**YOUR GOAL**: Copy each line below that includes "food".

**DATASET RECORDS**:
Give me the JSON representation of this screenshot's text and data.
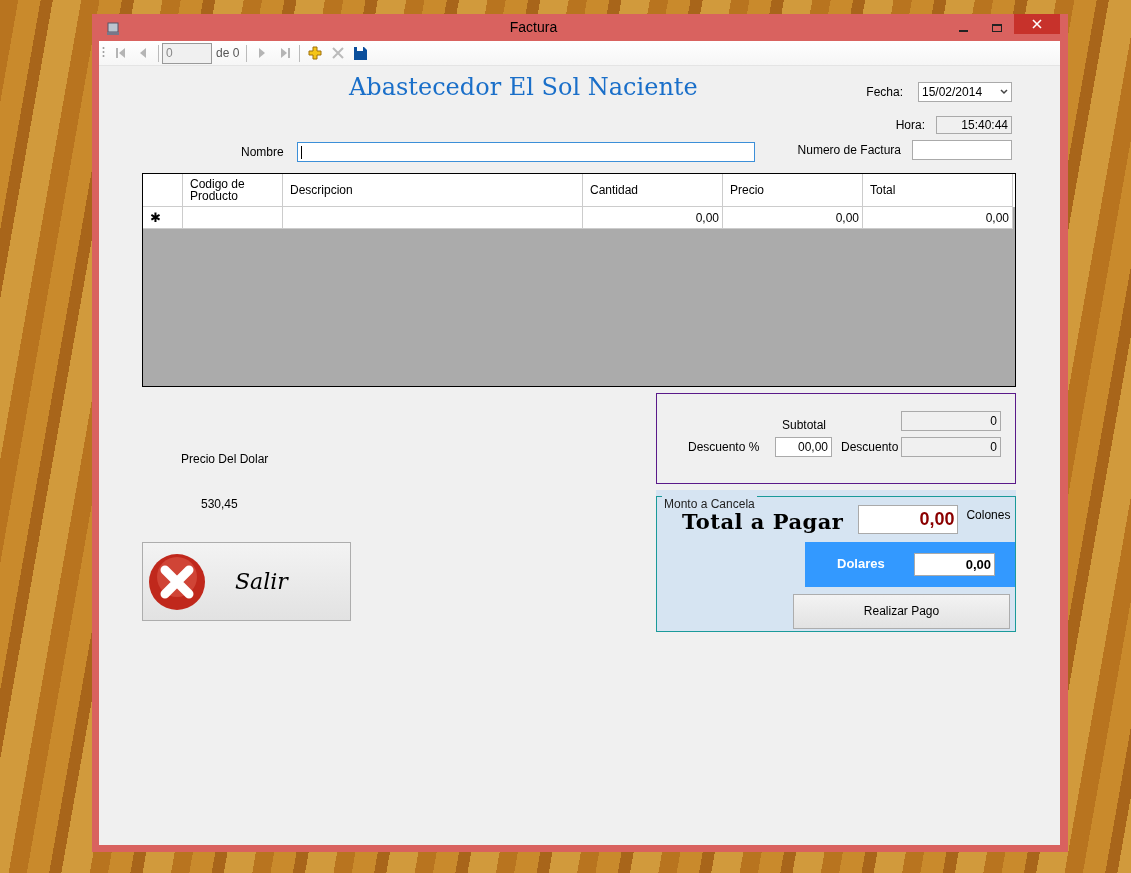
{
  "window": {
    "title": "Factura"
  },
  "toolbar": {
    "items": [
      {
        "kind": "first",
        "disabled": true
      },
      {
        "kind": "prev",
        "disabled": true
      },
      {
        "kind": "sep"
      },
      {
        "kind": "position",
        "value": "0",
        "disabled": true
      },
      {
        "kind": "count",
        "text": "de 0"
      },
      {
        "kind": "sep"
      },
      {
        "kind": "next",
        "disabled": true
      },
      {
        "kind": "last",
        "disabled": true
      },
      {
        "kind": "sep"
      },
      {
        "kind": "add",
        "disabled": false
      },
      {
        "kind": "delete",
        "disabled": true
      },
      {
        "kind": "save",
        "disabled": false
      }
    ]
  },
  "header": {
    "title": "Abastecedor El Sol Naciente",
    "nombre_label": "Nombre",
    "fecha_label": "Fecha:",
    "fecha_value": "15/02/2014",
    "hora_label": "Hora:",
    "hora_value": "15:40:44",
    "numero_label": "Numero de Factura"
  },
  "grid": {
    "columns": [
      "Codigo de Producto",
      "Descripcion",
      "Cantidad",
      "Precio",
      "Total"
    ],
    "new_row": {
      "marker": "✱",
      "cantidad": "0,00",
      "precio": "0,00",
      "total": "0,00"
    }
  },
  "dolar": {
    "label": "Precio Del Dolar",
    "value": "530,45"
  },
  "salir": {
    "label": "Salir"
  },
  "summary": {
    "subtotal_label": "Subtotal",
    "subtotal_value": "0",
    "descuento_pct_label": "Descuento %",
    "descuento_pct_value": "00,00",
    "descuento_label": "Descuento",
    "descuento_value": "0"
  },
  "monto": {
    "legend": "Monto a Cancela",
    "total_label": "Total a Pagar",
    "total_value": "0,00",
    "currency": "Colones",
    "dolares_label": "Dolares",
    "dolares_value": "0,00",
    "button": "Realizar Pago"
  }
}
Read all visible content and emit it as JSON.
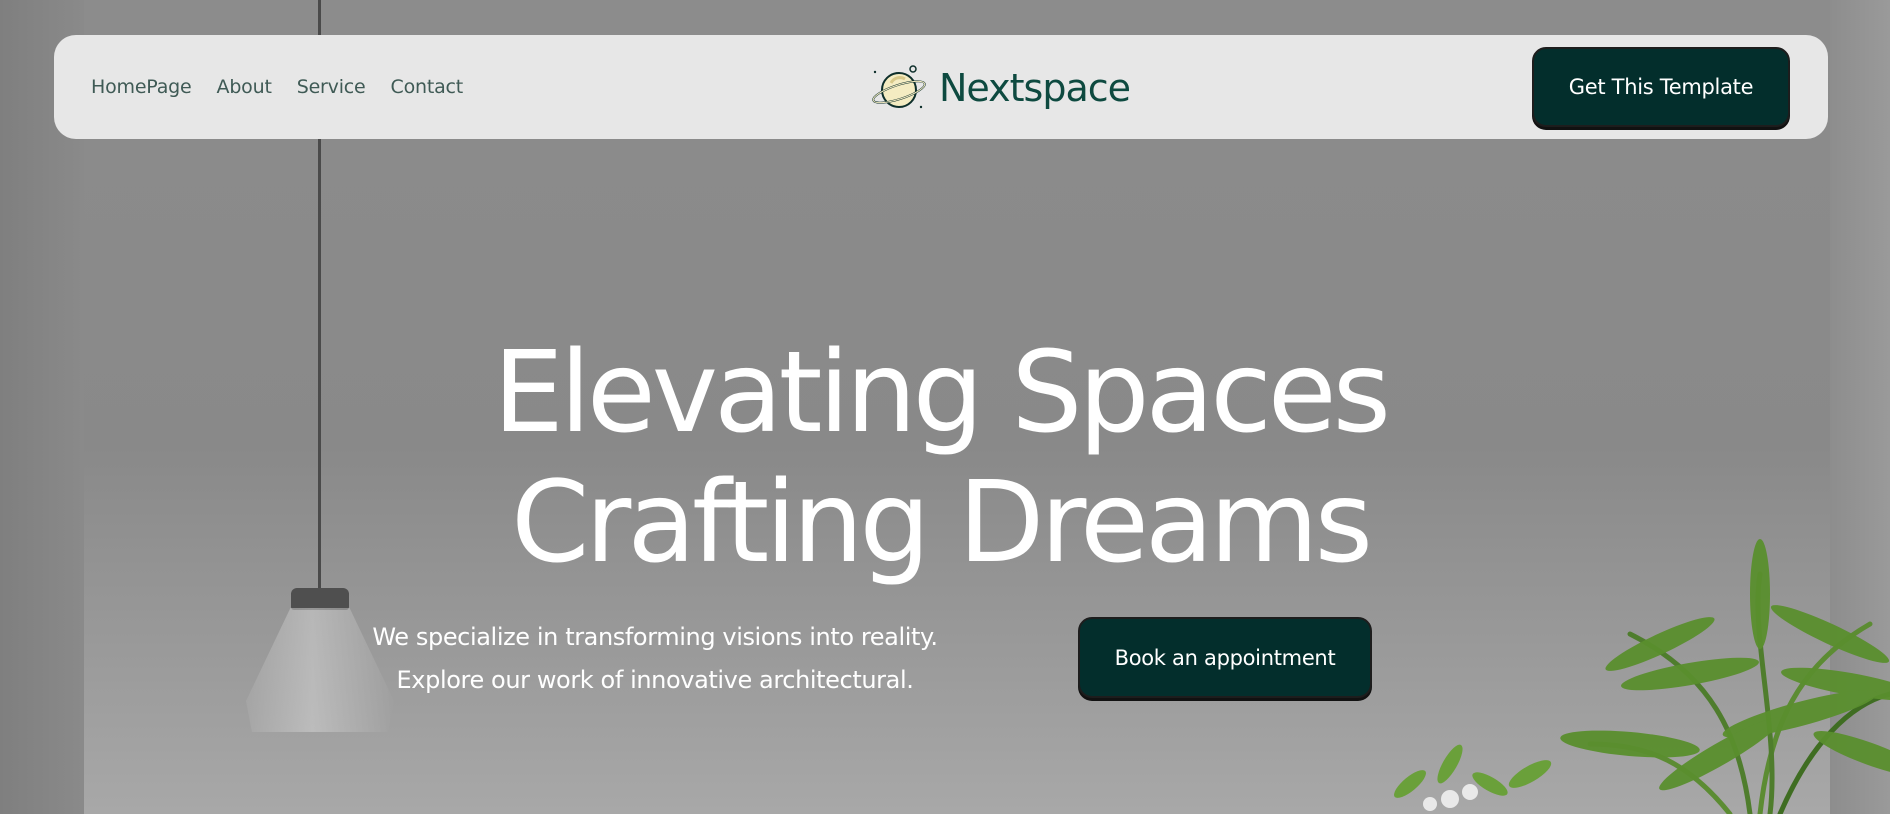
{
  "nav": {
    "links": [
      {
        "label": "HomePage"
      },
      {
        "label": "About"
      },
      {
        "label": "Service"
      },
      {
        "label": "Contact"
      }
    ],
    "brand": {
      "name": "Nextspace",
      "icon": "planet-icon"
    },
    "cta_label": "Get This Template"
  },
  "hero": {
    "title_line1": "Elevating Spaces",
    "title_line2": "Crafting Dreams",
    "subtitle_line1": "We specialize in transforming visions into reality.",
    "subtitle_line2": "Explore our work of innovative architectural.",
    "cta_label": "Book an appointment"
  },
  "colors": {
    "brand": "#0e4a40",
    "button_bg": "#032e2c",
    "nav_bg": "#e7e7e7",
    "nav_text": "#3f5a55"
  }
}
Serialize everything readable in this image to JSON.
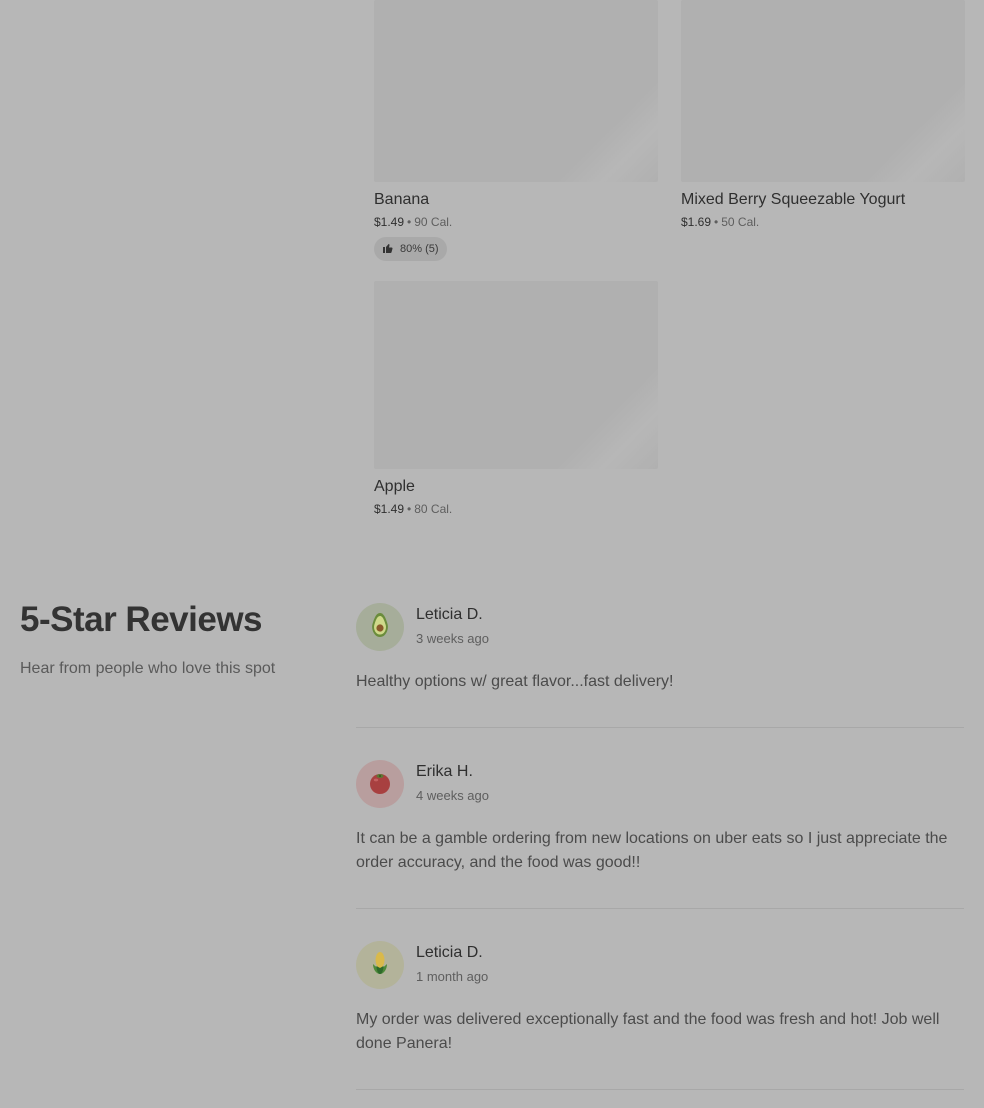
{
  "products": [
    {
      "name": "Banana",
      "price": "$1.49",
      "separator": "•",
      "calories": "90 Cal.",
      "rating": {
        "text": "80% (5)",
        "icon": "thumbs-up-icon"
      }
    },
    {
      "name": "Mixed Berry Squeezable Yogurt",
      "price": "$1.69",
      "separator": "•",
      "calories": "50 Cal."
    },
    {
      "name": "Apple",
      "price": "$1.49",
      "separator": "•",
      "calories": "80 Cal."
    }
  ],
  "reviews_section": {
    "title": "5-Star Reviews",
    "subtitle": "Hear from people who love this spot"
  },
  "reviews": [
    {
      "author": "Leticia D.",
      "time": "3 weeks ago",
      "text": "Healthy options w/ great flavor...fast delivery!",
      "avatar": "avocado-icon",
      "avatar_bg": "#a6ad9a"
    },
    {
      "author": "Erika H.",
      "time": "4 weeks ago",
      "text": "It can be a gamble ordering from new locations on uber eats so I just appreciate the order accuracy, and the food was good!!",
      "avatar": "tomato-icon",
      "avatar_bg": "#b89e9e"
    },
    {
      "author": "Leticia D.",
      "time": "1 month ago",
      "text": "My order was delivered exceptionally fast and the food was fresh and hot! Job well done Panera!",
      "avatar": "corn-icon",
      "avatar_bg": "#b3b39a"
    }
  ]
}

**SOLUTION TO THIS PROBLEM**:
      "text": "It can be a gamble ordering from new locations on uber eats so I just appreciate the order accuracy, and the food was good!!",
      "text": "My order was delivered exceptionally fast and the food was fresh and hot! Job well done Panera!",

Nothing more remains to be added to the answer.